> Instruction
Find every line in the records below that holds the word "JSON", and copy it out.

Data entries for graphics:
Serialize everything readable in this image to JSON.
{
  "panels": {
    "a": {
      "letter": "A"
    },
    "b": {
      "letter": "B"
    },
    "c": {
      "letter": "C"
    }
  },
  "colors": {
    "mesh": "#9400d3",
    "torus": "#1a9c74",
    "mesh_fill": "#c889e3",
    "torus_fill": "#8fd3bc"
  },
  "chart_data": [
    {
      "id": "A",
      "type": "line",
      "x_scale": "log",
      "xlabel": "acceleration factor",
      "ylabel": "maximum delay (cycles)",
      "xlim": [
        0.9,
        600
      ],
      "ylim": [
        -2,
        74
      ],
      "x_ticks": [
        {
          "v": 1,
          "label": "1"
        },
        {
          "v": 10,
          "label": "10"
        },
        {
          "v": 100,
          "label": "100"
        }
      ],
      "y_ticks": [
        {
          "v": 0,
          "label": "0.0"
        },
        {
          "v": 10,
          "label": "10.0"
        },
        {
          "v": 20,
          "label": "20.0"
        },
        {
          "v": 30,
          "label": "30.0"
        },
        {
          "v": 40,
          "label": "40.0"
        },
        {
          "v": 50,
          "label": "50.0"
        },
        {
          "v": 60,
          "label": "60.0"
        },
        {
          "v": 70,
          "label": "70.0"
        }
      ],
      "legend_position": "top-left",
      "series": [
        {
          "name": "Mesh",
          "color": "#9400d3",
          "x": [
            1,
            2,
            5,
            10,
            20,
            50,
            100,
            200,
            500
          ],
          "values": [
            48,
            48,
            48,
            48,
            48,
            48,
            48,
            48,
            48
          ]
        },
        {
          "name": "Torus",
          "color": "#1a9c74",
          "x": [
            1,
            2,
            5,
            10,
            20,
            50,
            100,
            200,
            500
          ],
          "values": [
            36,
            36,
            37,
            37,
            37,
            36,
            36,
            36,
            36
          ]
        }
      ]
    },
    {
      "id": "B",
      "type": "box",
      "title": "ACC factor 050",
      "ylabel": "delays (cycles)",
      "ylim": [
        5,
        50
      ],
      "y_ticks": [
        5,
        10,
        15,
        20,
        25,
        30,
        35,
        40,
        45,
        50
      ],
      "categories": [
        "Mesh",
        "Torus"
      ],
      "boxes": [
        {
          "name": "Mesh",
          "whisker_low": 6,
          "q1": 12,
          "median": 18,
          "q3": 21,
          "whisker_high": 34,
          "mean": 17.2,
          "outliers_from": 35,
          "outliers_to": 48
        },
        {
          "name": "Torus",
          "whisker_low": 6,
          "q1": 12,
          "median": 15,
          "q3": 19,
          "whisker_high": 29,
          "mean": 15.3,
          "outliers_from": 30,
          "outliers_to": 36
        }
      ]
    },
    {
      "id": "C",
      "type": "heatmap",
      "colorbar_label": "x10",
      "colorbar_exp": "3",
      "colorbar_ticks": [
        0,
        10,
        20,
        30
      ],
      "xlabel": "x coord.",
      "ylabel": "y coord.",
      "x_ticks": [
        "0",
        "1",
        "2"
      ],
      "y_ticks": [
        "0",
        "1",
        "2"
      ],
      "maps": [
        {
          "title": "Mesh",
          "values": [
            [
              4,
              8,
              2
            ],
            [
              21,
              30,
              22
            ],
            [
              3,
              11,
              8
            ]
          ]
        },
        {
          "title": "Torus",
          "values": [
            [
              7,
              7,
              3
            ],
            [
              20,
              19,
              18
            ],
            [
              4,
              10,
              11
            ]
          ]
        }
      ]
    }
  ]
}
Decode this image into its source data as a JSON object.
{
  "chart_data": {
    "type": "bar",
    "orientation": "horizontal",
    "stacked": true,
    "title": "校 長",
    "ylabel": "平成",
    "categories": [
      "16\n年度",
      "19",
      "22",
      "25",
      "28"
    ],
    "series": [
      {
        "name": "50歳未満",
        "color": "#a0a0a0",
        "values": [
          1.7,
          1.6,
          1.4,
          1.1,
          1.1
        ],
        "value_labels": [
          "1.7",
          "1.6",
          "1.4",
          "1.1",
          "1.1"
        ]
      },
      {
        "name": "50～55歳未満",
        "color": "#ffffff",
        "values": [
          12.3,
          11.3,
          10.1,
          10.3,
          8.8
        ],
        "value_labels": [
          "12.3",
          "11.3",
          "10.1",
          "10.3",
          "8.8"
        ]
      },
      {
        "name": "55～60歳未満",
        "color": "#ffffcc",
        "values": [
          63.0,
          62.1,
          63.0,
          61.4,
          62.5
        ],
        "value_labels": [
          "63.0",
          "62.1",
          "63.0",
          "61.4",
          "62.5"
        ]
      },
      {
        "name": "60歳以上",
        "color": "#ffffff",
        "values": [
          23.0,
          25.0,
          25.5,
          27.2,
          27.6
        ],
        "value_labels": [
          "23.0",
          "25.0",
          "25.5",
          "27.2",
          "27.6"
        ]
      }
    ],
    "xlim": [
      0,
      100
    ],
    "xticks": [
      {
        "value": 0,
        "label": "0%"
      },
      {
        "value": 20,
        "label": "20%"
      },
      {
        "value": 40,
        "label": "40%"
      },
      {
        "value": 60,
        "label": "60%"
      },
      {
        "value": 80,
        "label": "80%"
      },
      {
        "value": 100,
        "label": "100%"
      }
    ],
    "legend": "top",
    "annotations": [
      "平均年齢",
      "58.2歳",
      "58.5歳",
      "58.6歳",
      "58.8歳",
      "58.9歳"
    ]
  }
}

> Finished task
Serialize everything readable in this image to JSON.
Decode this image into its source data as a JSON object.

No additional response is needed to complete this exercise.